* Short exercise *
Output the records. Match them exactly.
■ ■ ■ ■ ■
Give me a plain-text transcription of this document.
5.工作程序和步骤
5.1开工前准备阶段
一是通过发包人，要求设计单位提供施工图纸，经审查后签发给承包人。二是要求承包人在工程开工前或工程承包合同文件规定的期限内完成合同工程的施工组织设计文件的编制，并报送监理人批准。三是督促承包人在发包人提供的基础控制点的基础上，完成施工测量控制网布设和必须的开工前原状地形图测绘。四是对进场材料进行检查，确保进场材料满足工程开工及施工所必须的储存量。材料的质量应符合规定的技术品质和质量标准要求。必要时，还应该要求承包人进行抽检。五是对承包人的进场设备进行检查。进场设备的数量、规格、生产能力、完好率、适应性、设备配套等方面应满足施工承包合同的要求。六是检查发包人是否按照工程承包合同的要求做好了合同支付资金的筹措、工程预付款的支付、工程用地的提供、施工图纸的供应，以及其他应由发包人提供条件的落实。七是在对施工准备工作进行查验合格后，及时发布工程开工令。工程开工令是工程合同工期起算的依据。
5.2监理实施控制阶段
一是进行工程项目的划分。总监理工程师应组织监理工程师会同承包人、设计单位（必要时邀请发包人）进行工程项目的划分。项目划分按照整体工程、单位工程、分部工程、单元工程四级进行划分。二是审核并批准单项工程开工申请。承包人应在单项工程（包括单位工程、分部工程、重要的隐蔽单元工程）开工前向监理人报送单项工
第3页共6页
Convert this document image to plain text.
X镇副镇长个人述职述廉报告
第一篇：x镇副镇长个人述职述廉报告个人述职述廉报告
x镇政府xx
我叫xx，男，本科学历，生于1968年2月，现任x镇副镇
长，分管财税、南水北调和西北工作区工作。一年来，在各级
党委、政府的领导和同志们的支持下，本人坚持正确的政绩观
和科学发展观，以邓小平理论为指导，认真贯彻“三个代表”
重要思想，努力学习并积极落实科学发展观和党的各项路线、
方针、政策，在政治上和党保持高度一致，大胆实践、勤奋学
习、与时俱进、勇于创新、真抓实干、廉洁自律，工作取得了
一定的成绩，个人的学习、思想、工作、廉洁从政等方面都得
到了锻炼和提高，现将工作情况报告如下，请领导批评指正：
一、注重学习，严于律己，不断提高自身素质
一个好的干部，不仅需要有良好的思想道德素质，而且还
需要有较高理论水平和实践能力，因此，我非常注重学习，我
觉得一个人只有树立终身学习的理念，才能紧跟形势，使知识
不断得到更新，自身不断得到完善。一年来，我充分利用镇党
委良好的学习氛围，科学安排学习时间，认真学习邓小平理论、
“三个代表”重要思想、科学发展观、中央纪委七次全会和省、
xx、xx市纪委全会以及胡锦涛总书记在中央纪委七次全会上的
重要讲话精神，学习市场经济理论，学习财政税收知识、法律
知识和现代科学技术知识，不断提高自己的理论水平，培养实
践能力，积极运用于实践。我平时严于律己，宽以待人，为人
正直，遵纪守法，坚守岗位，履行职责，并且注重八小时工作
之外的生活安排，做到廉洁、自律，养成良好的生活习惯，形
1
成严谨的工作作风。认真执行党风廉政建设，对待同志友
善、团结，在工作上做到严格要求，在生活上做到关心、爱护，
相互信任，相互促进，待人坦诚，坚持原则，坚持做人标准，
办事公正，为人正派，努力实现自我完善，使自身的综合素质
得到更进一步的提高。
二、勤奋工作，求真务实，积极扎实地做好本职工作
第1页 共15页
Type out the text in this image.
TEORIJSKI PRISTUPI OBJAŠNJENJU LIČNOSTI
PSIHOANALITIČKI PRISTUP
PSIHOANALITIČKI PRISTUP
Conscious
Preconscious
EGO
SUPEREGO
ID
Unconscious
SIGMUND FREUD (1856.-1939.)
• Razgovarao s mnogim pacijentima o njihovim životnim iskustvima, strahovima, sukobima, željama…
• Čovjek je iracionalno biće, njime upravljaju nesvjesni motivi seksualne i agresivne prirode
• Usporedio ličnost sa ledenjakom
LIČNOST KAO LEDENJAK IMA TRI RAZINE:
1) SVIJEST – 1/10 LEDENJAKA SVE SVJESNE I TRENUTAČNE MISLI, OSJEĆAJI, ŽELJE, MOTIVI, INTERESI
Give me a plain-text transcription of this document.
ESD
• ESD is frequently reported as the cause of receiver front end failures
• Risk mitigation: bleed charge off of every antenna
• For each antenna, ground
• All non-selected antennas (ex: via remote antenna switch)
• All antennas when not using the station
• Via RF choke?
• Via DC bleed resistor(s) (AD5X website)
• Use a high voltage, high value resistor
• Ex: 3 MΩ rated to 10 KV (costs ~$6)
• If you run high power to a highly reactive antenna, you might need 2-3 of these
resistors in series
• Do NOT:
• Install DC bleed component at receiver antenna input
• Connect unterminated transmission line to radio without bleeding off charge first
■ ■ ■ ■ ■
* Correct answer *
Give me a plain-text transcription of this document.
5.工作程序和步骤
5.1开工前准备阶段
一是通过发包人，要求设计单位提供施工图纸，经审查后签发给承包人。二是要求承包人在工程开工前或工程承包合同文件规定的期限内完成合同工程的施工组织设计文件的编制，并报送监理人批准。三是督促承包人在发包人提供的基础控制点的基础上，完成施工测量控制网布设和必须的开工前原状地形图测绘。四是对进场材料进行检查，确保进场材料满足工程开工及施工所必须的储存量。材料的质量应符合规定的技术品质和质量标准要求。必要时，还应该要求承包人进行抽检。五是对承包人的进场设备进行检查。进场设备的数量、规格、生产能力、完好率、适应性、设备配套等方面应满足施工承包合同的要求。六是检查发包人是否按照工程承包合同的要求做好了合同支付资金的筹措、工程预付款的支付、工程用地的提供、施工图纸的供应，以及其他应由发包人提供条件的落实。七是在对施工准备工作进行查验合格后，及时发布工程开工令。工程开工令是工程合同工期起算的依据。
5.2监理实施控制阶段
一是进行工程项目的划分。总监理工程师应组织监理工程师会同承包人、设计单位（必要时邀请发包人）进行工程项目的划分。项目划分按照整体工程、单位工程、分部工程、单元工程四级进行划分。二是审核并批准单项工程开工申请。承包人应在单项工程（包括单位工程、分部工程、重要的隐蔽单元工程）开工前向监理人报送单项工
第3页共6页
Convert this document image to plain text.
X镇副镇长个人述职述廉报告
第一篇：x镇副镇长个人述职述廉报告个人述职述廉报告
x镇政府xx
我叫xx，男，本科学历，生于1968年2月，现任x镇副镇
长，分管财税、南水北调和西北工作区工作。一年来，在各级
党委、政府的领导和同志们的支持下，本人坚持正确的政绩观
和科学发展观，以邓小平理论为指导，认真贯彻“三个代表”
重要思想，努力学习并积极落实科学发展观和党的各项路线、
方针、政策，在政治上和党保持高度一致，大胆实践、勤奋学
习、与时俱进、勇于创新、真抓实干、廉洁自律，工作取得了
一定的成绩，个人的学习、思想、工作、廉洁从政等方面都得
到了锻炼和提高，现将工作情况报告如下，请领导批评指正：
一、注重学习，严于律己，不断提高自身素质
一个好的干部，不仅需要有良好的思想道德素质，而且还
需要有较高理论水平和实践能力，因此，我非常注重学习，我
觉得一个人只有树立终身学习的理念，才能紧跟形势，使知识
不断得到更新，自身不断得到完善。一年来，我充分利用镇党
委良好的学习氛围，科学安排学习时间，认真学习邓小平理论、
“三个代表”重要思想、科学发展观、中央纪委七次全会和省、
xx、xx市纪委全会以及胡锦涛总书记在中央纪委七次全会上的
重要讲话精神，学习市场经济理论，学习财政税收知识、法律
知识和现代科学技术知识，不断提高自己的理论水平，培养实
践能力，积极运用于实践。我平时严于律己，宽以待人，为人
正直，遵纪守法，坚守岗位，履行职责，并且注重八小时工作
之外的生活安排，做到廉洁、自律，养成良好的生活习惯，形
1
成严谨的工作作风。认真执行党风廉政建设，对待同志友
善、团结，在工作上做到严格要求，在生活上做到关心、爱护，
相互信任，相互促进，待人坦诚，坚持原则，坚持做人标准，
办事公正，为人正派，努力实现自我完善，使自身的综合素质
得到更进一步的提高。
二、勤奋工作，求真务实，积极扎实地做好本职工作
第1页 共15页
Type out the text in this image.
TEORIJSKI PRISTUPI OBJAŠNJENJU LIČNOSTI
PSIHOANALITIČKI PRISTUP
PSIHOANALITIČKI PRISTUP
Conscious
Preconscious
EGO
SUPEREGO
ID
Unconscious
SIGMUND FREUD (1856.-1939.)
• Razgovarao s mnogim pacijentima o njihovim životnim iskustvima, strahovima, sukobima, željama…
• Čovjek je iracionalno biće, njime upravljaju nesvjesni motivi seksualne i agresivne prirode
• Usporedio ličnost sa ledenjakom
LIČNOST KAO LEDENJAK IMA TRI RAZINE:
1) SVIJEST – 1/10 LEDENJAKA SVE SVJESNE I TRENUTAČNE MISLI, OSJEĆAJI, ŽELJE, MOTIVI, INTERESI
Give me a plain-text transcription of this document.
ESD
• ESD is frequently reported as the cause of receiver front end failures
• Risk mitigation: bleed charge off of every antenna
• For each antenna, ground
• All non-selected antennas (ex: via remote antenna switch)
• All antennas when not using the station
• Via RF choke?
• Via DC bleed resistor(s) (AD5X website)
• Use a high voltage, high value resistor
• Ex: 3 MΩ rated to 10 KV (costs ~$6)
• If you run high power to a highly reactive antenna, you might need 2-3 of these
resistors in series
• Do NOT:
• Install DC bleed component at receiver antenna input
• Connect unterminated transmission line to radio without bleeding off charge first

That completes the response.